▶ Objective
Leave out any pictures and transcribe all other data below exactly.

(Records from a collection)
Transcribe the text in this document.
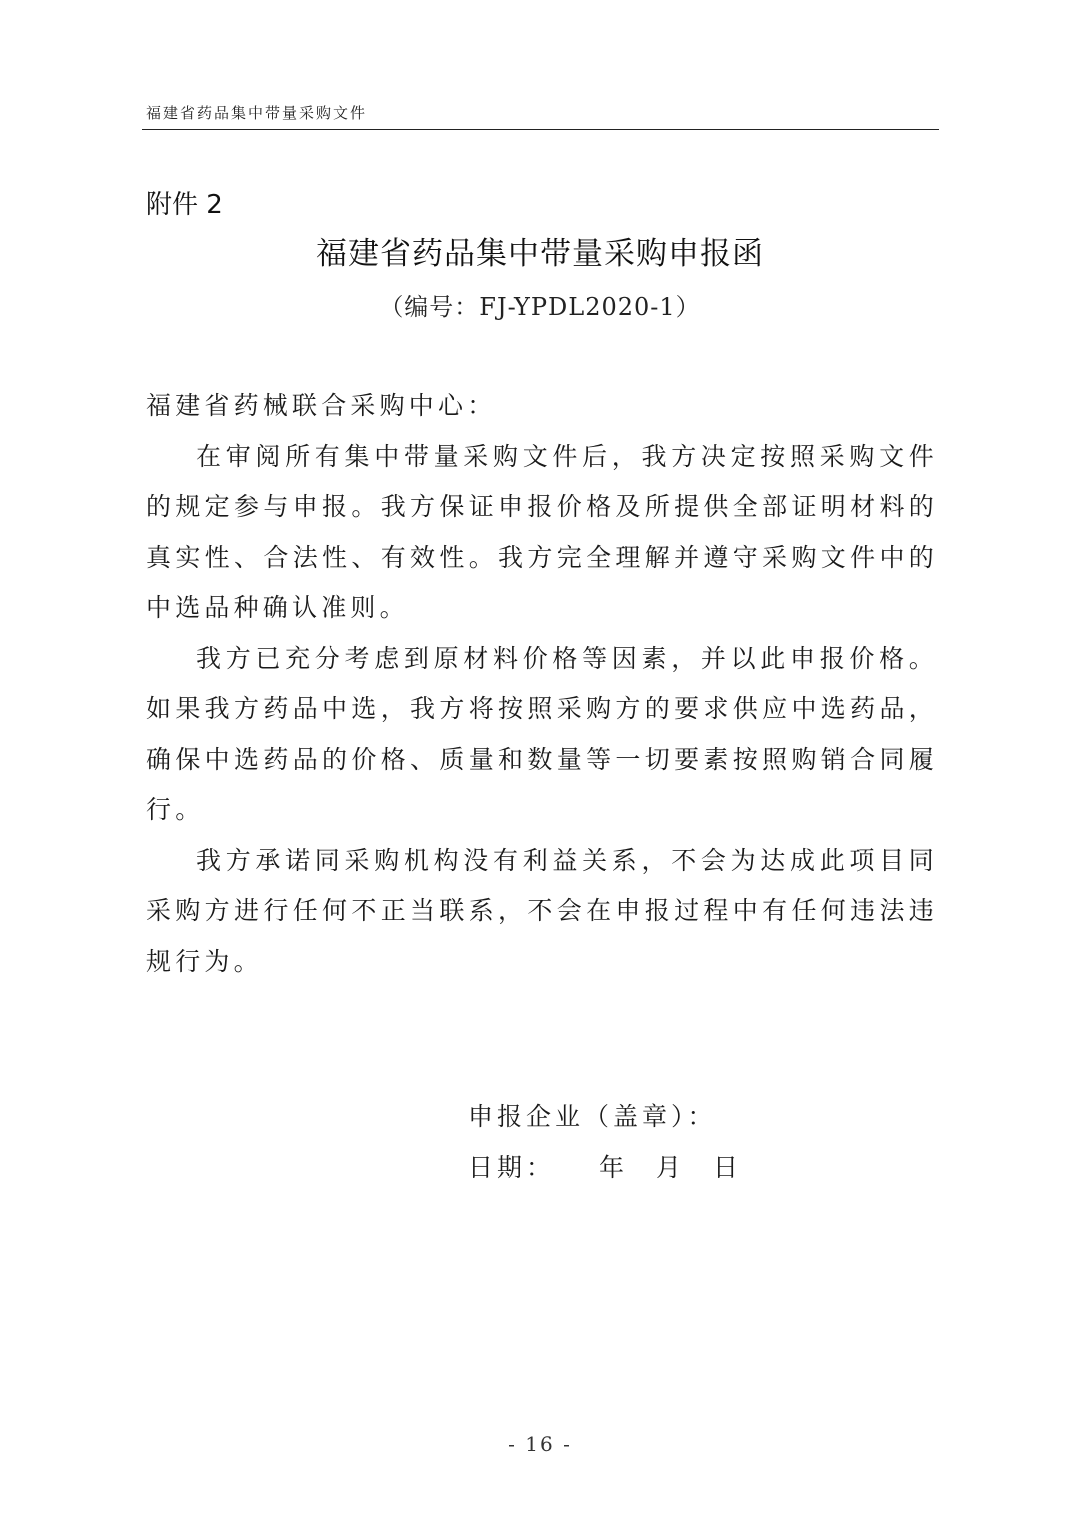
福建省药品集中带量采购文件
附件 2
福建省药品集中带量采购申报函
（编号：FJ-YPDL2020-1）

福建省药械联合采购中心：

在审阅所有集中带量采购文件后，我方决定按照采购文件的规定参与申报。我方保证申报价格及所提供全部证明材料的真实性、合法性、有效性。我方完全理解并遵守采购文件中的中选品种确认准则。

我方已充分考虑到原材料价格等因素，并以此申报价格。如果我方药品中选，我方将按照采购方的要求供应中选药品，确保中选药品的价格、质量和数量等一切要素按照购销合同履行。

我方承诺同采购机构没有利益关系，不会为达成此项目同采购方进行任何不正当联系，不会在申报过程中有任何违法违规行为。

申报企业（盖章）：
日期： 年 月 日
- 16 -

▶ Answer to this problem
Transcribe the text in this document.
福建省药品集中带量采购文件
附件 2
福建省药品集中带量采购申报函
（编号：FJ-YPDL2020-1）

福建省药械联合采购中心：

在审阅所有集中带量采购文件后，我方决定按照采购文件的规定参与申报。我方保证申报价格及所提供全部证明材料的真实性、合法性、有效性。我方完全理解并遵守采购文件中的中选品种确认准则。

我方已充分考虑到原材料价格等因素，并以此申报价格。如果我方药品中选，我方将按照采购方的要求供应中选药品，确保中选药品的价格、质量和数量等一切要素按照购销合同履行。

我方承诺同采购机构没有利益关系，不会为达成此项目同采购方进行任何不正当联系，不会在申报过程中有任何违法违规行为。

申报企业（盖章）：
日期： 年 月 日
- 16 -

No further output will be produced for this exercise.